Reproduce verbatim everything in the data from the line containing "Output each element" down to the line containing "- temp-tick-label: 30: [570, 821, 588, 838]", including both of those lines.

= = =

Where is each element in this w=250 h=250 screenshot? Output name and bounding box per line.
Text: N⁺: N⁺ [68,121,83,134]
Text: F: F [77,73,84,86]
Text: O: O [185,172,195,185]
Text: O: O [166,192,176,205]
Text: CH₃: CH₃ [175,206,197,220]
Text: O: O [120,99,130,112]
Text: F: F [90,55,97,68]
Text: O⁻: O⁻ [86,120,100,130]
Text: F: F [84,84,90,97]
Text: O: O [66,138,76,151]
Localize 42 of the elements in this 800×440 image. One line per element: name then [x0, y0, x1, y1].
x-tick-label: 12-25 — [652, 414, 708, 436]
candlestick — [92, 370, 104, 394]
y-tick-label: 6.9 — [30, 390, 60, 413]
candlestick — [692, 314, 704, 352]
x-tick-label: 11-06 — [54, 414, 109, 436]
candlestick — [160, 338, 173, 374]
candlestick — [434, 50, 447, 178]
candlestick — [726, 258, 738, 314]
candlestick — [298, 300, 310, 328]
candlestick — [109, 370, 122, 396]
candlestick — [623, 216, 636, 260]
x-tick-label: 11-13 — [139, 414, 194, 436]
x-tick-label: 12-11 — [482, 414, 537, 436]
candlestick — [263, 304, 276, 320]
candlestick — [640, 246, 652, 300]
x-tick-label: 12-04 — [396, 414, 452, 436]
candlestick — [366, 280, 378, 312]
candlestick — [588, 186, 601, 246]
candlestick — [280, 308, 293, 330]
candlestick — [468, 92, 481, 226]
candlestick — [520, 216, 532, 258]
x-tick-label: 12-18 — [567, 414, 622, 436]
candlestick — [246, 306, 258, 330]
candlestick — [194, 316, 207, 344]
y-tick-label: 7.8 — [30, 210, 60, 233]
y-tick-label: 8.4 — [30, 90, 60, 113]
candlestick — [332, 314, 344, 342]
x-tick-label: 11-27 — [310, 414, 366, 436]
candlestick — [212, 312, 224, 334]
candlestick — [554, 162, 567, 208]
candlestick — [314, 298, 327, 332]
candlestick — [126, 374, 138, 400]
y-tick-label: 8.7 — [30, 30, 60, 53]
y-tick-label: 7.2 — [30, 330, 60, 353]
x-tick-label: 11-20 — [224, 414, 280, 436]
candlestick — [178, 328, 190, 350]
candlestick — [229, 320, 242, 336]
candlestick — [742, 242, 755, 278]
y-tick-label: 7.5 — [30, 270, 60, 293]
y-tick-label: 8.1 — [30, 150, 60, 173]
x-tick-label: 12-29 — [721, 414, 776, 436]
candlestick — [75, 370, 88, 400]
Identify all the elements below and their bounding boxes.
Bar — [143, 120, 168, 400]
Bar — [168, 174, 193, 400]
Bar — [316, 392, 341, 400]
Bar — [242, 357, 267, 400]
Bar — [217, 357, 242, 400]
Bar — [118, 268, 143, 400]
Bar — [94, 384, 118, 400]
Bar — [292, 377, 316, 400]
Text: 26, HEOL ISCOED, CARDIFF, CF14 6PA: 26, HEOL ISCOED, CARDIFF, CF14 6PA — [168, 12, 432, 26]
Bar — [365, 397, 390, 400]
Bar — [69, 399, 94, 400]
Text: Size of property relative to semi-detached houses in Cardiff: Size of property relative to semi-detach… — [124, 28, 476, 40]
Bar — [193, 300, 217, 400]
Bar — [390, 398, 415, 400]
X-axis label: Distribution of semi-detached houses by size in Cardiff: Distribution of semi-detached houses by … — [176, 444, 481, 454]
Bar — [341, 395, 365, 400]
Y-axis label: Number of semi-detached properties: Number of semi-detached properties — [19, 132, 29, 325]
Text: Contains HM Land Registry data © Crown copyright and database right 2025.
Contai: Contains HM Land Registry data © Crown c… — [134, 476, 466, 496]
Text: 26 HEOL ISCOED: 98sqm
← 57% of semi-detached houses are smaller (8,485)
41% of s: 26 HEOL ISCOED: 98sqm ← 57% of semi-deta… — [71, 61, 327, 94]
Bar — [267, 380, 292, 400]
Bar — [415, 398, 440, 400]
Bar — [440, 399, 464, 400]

= = =

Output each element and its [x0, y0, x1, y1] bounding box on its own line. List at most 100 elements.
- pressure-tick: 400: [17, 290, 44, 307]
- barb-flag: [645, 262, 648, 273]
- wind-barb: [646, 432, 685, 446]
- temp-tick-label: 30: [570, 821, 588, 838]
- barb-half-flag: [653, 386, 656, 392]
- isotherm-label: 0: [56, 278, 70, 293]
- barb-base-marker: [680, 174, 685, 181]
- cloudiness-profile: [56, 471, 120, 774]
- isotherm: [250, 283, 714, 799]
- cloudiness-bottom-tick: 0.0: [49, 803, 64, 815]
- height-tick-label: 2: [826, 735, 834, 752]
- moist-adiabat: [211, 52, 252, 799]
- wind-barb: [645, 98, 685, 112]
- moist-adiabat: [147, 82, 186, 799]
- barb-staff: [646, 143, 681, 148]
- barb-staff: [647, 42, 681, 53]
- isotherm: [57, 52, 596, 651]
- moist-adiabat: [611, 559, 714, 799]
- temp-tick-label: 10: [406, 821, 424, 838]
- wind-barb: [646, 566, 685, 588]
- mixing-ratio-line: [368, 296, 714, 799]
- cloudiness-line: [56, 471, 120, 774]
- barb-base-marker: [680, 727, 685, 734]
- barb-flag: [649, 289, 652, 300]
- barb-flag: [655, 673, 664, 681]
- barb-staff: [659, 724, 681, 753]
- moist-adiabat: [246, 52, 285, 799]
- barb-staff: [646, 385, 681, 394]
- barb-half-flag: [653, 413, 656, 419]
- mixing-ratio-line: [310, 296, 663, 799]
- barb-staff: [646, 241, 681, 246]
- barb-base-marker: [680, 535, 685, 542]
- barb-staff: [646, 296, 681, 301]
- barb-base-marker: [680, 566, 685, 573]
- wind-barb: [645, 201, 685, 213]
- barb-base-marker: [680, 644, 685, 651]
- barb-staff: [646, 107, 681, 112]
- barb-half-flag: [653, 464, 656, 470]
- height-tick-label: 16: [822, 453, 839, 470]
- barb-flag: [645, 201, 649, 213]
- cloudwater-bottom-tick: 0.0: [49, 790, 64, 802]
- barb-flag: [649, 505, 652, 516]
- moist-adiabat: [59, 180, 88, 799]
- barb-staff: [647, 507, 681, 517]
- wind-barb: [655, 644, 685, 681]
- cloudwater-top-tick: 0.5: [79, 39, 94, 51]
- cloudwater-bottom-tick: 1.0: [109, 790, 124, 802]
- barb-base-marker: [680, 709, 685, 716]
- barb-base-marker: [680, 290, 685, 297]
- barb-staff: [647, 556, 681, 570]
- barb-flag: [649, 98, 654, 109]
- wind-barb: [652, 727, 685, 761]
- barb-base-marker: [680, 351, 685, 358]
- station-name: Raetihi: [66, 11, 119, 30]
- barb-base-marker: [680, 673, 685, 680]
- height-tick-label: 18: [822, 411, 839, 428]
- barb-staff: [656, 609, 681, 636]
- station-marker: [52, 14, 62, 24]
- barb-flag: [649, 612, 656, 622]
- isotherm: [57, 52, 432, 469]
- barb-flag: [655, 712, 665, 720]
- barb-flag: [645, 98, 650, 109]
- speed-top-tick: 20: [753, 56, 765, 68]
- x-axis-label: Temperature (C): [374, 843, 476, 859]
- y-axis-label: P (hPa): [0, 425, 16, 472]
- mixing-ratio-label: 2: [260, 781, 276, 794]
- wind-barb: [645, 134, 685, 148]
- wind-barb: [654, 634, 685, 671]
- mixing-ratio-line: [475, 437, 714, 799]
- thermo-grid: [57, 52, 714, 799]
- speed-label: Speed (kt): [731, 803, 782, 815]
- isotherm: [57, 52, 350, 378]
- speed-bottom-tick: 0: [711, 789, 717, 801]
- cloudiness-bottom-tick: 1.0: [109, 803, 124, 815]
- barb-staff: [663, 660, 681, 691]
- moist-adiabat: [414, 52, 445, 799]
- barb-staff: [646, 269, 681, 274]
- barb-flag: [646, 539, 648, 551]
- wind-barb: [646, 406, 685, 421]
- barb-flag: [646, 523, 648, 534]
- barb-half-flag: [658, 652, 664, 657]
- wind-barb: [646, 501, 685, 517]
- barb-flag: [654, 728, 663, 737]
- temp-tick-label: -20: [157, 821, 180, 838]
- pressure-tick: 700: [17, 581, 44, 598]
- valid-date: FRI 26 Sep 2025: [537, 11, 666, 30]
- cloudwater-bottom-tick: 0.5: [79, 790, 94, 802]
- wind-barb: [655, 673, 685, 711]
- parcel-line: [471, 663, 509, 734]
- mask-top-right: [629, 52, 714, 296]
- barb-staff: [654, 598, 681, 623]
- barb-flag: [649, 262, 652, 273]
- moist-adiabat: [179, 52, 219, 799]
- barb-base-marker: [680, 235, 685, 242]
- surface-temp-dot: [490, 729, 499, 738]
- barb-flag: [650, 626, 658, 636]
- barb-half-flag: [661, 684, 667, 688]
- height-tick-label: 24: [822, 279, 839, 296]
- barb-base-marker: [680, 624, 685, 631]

= = =

Answer to the task:
Output each element and its [x0, y0, x1, y1] bounding box on its own line. List at most 100 elements.
- pressure-tick: 400: [17, 290, 44, 307]
- barb-flag: [645, 262, 648, 273]
- wind-barb: [646, 432, 685, 446]
- temp-tick-label: 30: [570, 821, 588, 838]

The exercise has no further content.